TASK STATEMENT: Without the pictures, print each of the records below exactly as it appears.

Start

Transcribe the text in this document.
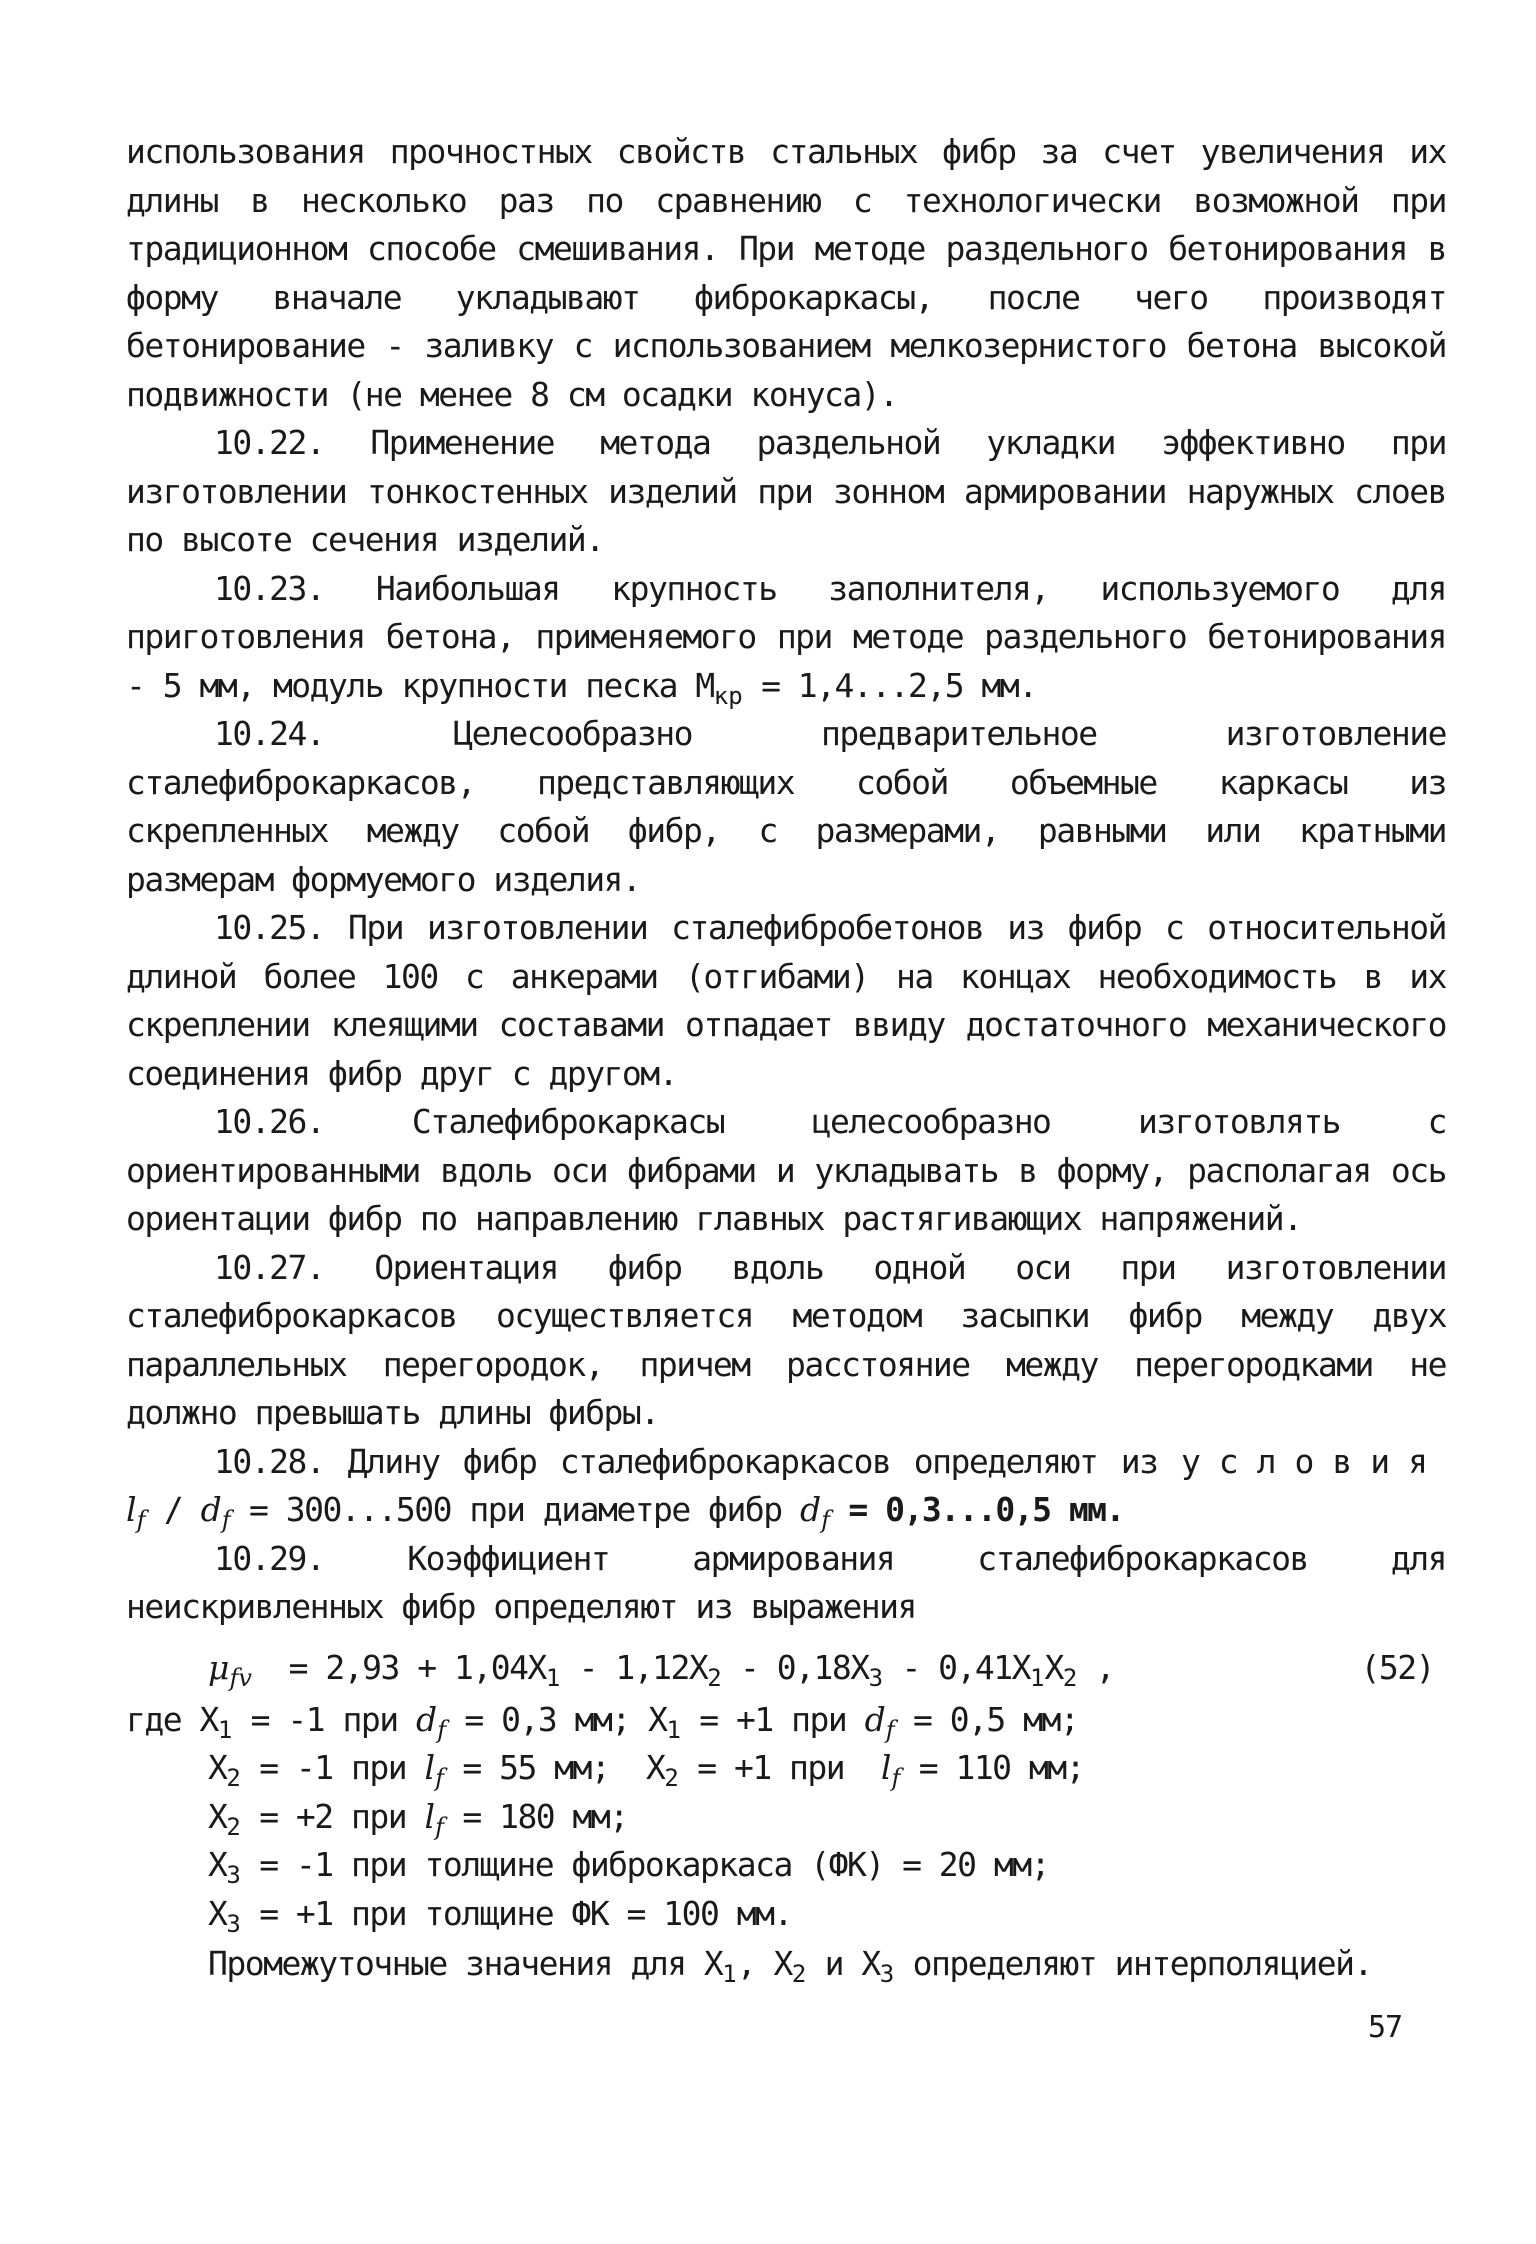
использования прочностных свойств стальных фибр за счет увеличения их длины в несколько раз по сравнению с технологически возможной при традиционном способе смешивания. При методе раздельного бетонирования в форму вначале укладывают фиброкаркасы, после чего производят бетонирование - заливку с использованием мелкозернистого бетона высокой подвижности (не менее 8 см осадки конуса).

10.22. Применение метода раздельной укладки эффективно при изготовлении тонкостенных изделий при зонном армировании наружных слоев по высоте сечения изделий.

10.23. Наибольшая крупность заполнителя, используемого для приготовления бетона, применяемого при методе раздельного бетонирования - 5 мм, модуль крупности песка $M_{кр} = 1,4...2,5$ мм.

10.24.	Целесообразно предварительное изготовление сталефиброкаркасов, представляющих собой объемные каркасы из скрепленных между собой фибр, с размерами, равными или кратными размерам формуемого изделия.

10.25. При изготовлении сталефибробетонов из фибр с относительной длиной более 100 с анкерами (отгибами) на концах необходимость в их скреплении клеящими составами отпадает ввиду достаточного механического соединения фибр друг с другом.

10.26.	Сталефиброкаркасы целесообразно изготовлять с ориентированными вдоль оси фибрами и укладывать в форму, располагая ось ориентации фибр по направлению главных растягивающих напряжений.

10.27. Ориентация фибр вдоль одной оси при изготовлении сталефиброкаркасов осуществляется методом засыпки фибр между двух параллельных перегородок, причем расстояние между перегородками не должно превышать длины фибры.

10.28. Длину фибр сталефиброкаркасов определяют из условия $l_f / d_f = 300...500$ при диаметре фибр $d_f = 0,3...0,5$ мм.

10.29.	Коэффициент армирования сталефиброкаркасов для неискривленных фибр определяют из выражения

$\mu_{fv} = 2,93 + 1,04X_1 - 1,12X_2 - 0,18X_3 - 0,41X_1X_2$ ,	(52)
где $X_1 = -1$ при $d_f = 0,3$ мм; $X_1 = +1$ при $d_f = 0,5$ мм;
$X_2 = -1$ при $l_f = 55$ мм;  $X_2 = +1$ при  $l_f = 110$ мм;
$X_2 = +2$ при $l_f = 180$ мм;
$X_3 = -1$ при толщине фиброкаркаса (ФК) = 20 мм;
$X_3 = +1$ при толщине ФК = 100 мм.
Промежуточные значения для $X_1$, $X_2$ и $X_3$ определяют интерполяцией.
57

End

COMPLETE RESPONSE:
Transcribe the text in this document.
использования прочностных свойств стальных фибр за счет увеличения их длины в несколько раз по сравнению с технологически возможной при традиционном способе смешивания. При методе раздельного бетонирования в форму вначале укладывают фиброкаркасы, после чего производят бетонирование - заливку с использованием мелкозернистого бетона высокой подвижности (не менее 8 см осадки конуса).

10.22. Применение метода раздельной укладки эффективно при изготовлении тонкостенных изделий при зонном армировании наружных слоев по высоте сечения изделий.

10.23. Наибольшая крупность заполнителя, используемого для приготовления бетона, применяемого при методе раздельного бетонирования - 5 мм, модуль крупности песка $M_{кр} = 1,4...2,5$ мм.

10.24.	Целесообразно предварительное изготовление сталефиброкаркасов, представляющих собой объемные каркасы из скрепленных между собой фибр, с размерами, равными или кратными размерам формуемого изделия.

10.25. При изготовлении сталефибробетонов из фибр с относительной длиной более 100 с анкерами (отгибами) на концах необходимость в их скреплении клеящими составами отпадает ввиду достаточного механического соединения фибр друг с другом.

10.26.	Сталефиброкаркасы целесообразно изготовлять с ориентированными вдоль оси фибрами и укладывать в форму, располагая ось ориентации фибр по направлению главных растягивающих напряжений.

10.27. Ориентация фибр вдоль одной оси при изготовлении сталефиброкаркасов осуществляется методом засыпки фибр между двух параллельных перегородок, причем расстояние между перегородками не должно превышать длины фибры.

10.28. Длину фибр сталефиброкаркасов определяют из условия $l_f / d_f = 300...500$ при диаметре фибр $d_f = 0,3...0,5$ мм.

10.29.	Коэффициент армирования сталефиброкаркасов для неискривленных фибр определяют из выражения

$\mu_{fv} = 2,93 + 1,04X_1 - 1,12X_2 - 0,18X_3 - 0,41X_1X_2$ ,	(52)
где $X_1 = -1$ при $d_f = 0,3$ мм; $X_1 = +1$ при $d_f = 0,5$ мм;
$X_2 = -1$ при $l_f = 55$ мм;  $X_2 = +1$ при  $l_f = 110$ мм;
$X_2 = +2$ при $l_f = 180$ мм;
$X_3 = -1$ при толщине фиброкаркаса (ФК) = 20 мм;
$X_3 = +1$ при толщине ФК = 100 мм.
Промежуточные значения для $X_1$, $X_2$ и $X_3$ определяют интерполяцией.
57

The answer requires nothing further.